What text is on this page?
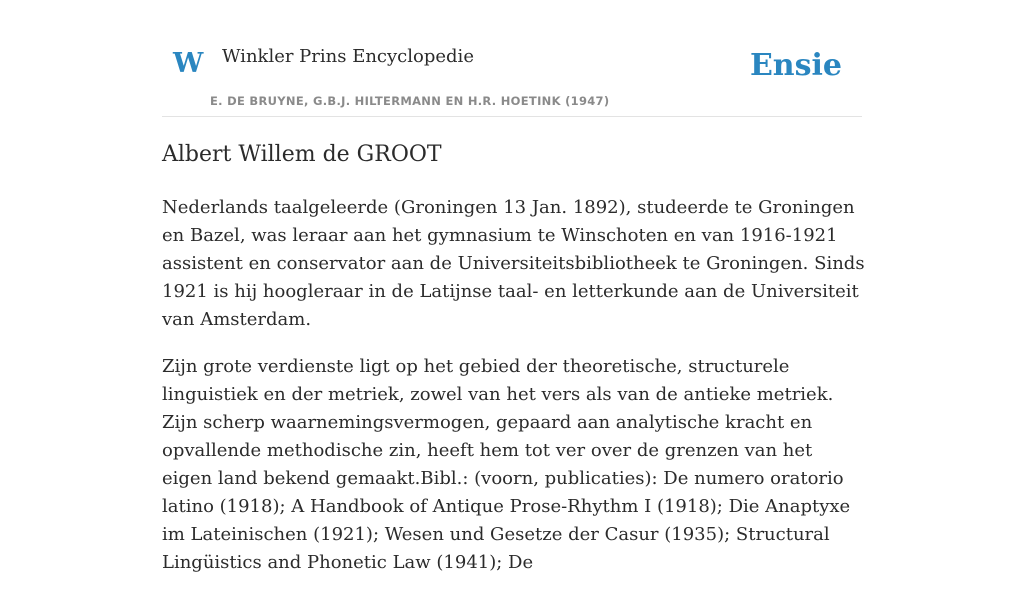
W Winkler Prins Encyclopedie
E. DE BRUYNE, G.B.J. HILTERMANN EN H.R. HOETINK (1947)
Ensie
Albert Willem de GROOT

Nederlands taalgeleerde (Groningen 13 Jan. 1892), studeerde te Groningen en Bazel, was leraar aan het gymnasium te Winschoten en van 1916-1921 assistent en conservator aan de Universiteitsbibliotheek te Groningen. Sinds 1921 is hij hoogleraar in de Latijnse taal- en letterkunde aan de Universiteit van Amsterdam.

Zijn grote verdienste ligt op het gebied der theoretische, structurele linguistiek en der metriek, zowel van het vers als van de antieke metriek. Zijn scherp waarnemingsvermogen, gepaard aan analytische kracht en opvallende methodische zin, heeft hem tot ver over de grenzen van het eigen land bekend gemaakt.Bibl.: (voorn, publicaties): De numero oratorio latino (1918); A Handbook of Antique Prose-Rhythm I (1918); Die Anaptyxe im Lateinischen (1921); Wesen und Gesetze der Casur (1935); Structural Lingüistics and Phonetic Law (1941); De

◆ **What needs to be done**
Extract the entries in full, exactly as they are, minus the pictures.

◆ **Exercise output**
What text is on this page?
W Winkler Prins Encyclopedie
E. DE BRUYNE, G.B.J. HILTERMANN EN H.R. HOETINK (1947)
Ensie
Albert Willem de GROOT

Nederlands taalgeleerde (Groningen 13 Jan. 1892), studeerde te Groningen en Bazel, was leraar aan het gymnasium te Winschoten en van 1916-1921 assistent en conservator aan de Universiteitsbibliotheek te Groningen. Sinds 1921 is hij hoogleraar in de Latijnse taal- en letterkunde aan de Universiteit van Amsterdam.

Zijn grote verdienste ligt op het gebied der theoretische, structurele linguistiek en der metriek, zowel van het vers als van de antieke metriek. Zijn scherp waarnemingsvermogen, gepaard aan analytische kracht en opvallende methodische zin, heeft hem tot ver over de grenzen van het eigen land bekend gemaakt.Bibl.: (voorn, publicaties): De numero oratorio latino (1918); A Handbook of Antique Prose-Rhythm I (1918); Die Anaptyxe im Lateinischen (1921); Wesen und Gesetze der Casur (1935); Structural Lingüistics and Phonetic Law (1941); De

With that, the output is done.